■ **INSTRUCTION**
Repeat the line that contains "Enumerate this screenshot's" and all lines after it through the end, exactly as they are, minus the pictures.

***

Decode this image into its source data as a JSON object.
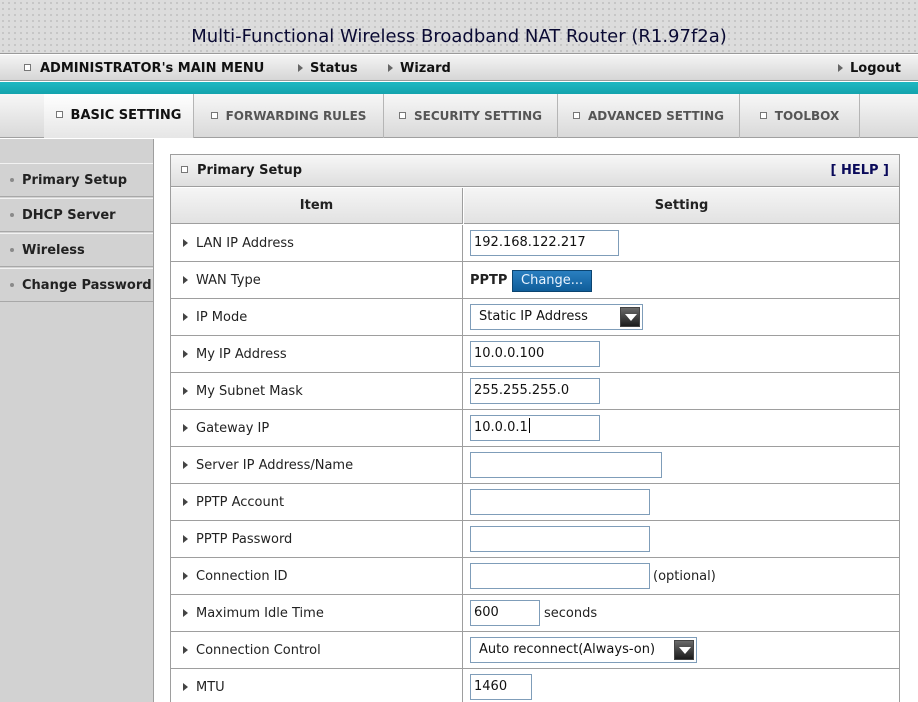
{
  "header": {
    "title": "Multi-Functional Wireless Broadband NAT Router (R1.97f2a)"
  },
  "mainmenu": {
    "admin": "ADMINISTRATOR's MAIN MENU",
    "status": "Status",
    "wizard": "Wizard",
    "logout": "Logout"
  },
  "tabs": [
    {
      "label": "BASIC SETTING",
      "active": true
    },
    {
      "label": "FORWARDING RULES",
      "active": false
    },
    {
      "label": "SECURITY SETTING",
      "active": false
    },
    {
      "label": "ADVANCED SETTING",
      "active": false
    },
    {
      "label": "TOOLBOX",
      "active": false
    }
  ],
  "sidebar": {
    "items": [
      {
        "label": "Primary Setup"
      },
      {
        "label": "DHCP Server"
      },
      {
        "label": "Wireless"
      },
      {
        "label": "Change Password"
      }
    ]
  },
  "panel": {
    "title": "Primary Setup",
    "help": "[ HELP ]",
    "col_item": "Item",
    "col_setting": "Setting"
  },
  "rows": {
    "lan_ip": {
      "label": "LAN IP Address",
      "value": "192.168.122.217"
    },
    "wan_type": {
      "label": "WAN Type",
      "value": "PPTP",
      "button": "Change..."
    },
    "ip_mode": {
      "label": "IP Mode",
      "value": "Static IP Address"
    },
    "my_ip": {
      "label": "My IP Address",
      "value": "10.0.0.100"
    },
    "subnet": {
      "label": "My Subnet Mask",
      "value": "255.255.255.0"
    },
    "gateway": {
      "label": "Gateway IP",
      "value": "10.0.0.1"
    },
    "server": {
      "label": "Server IP Address/Name",
      "value": ""
    },
    "account": {
      "label": "PPTP Account",
      "value": ""
    },
    "password": {
      "label": "PPTP Password",
      "value": ""
    },
    "conn_id": {
      "label": "Connection ID",
      "value": "",
      "suffix": "(optional)"
    },
    "idle": {
      "label": "Maximum Idle Time",
      "value": "600",
      "suffix": "seconds"
    },
    "control": {
      "label": "Connection Control",
      "value": "Auto reconnect(Always-on)"
    },
    "mtu": {
      "label": "MTU",
      "value": "1460"
    }
  }
}
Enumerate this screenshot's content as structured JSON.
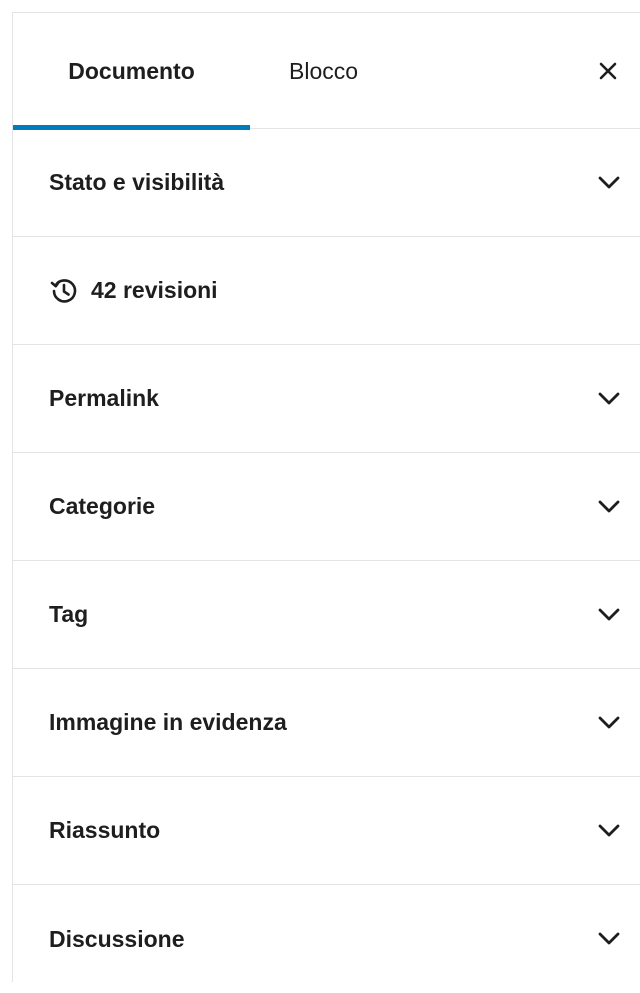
{
  "tabs": {
    "document": "Documento",
    "block": "Blocco"
  },
  "close_icon": "close-icon",
  "revisions": {
    "label": "42 revisioni",
    "icon": "history-icon"
  },
  "panels": [
    {
      "label": "Stato e visibilità"
    },
    {
      "label": "Permalink"
    },
    {
      "label": "Categorie"
    },
    {
      "label": "Tag"
    },
    {
      "label": "Immagine in evidenza"
    },
    {
      "label": "Riassunto"
    },
    {
      "label": "Discussione"
    }
  ],
  "colors": {
    "accent": "#007cba",
    "text": "#1e1e1e",
    "divider": "#e2e4e7"
  }
}
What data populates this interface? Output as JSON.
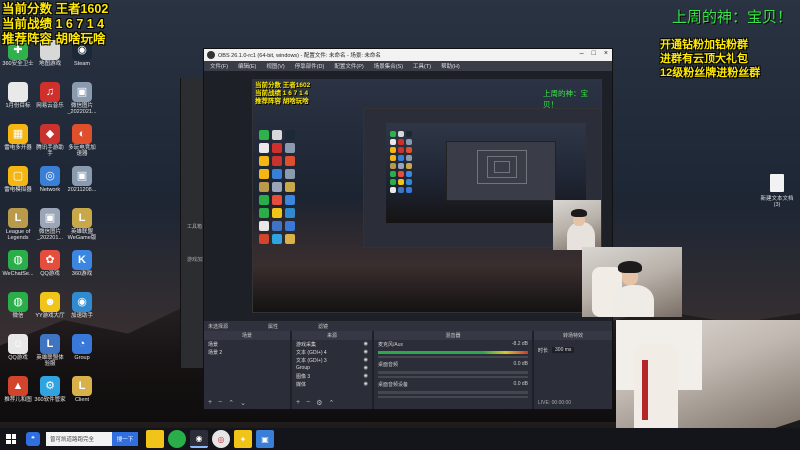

***

■ **THE RESPONSE**
Enumerate this screenshot's content as structured JSON.
{
  "tabs": {
    "document": "Documento",
    "block": "Blocco"
  },
  "close_icon": "close-icon",
  "revisions": {
    "label": "42 revisioni",
    "icon": "history-icon"
  },
  "panels": [
    {
      "label": "Stato e visibilità"
    },
    {
      "label": "Permalink"
    },
    {
      "label": "Categorie"
    },
    {
      "label": "Tag"
    },
    {
      "label": "Immagine in evidenza"
    },
    {
      "label": "Riassunto"
    },
    {
      "label": "Discussione"
    }
  ],
  "colors": {
    "accent": "#007cba",
    "text": "#1e1e1e",
    "divider": "#e2e4e7"
  }
}
What data populates this interface? Output as JSON.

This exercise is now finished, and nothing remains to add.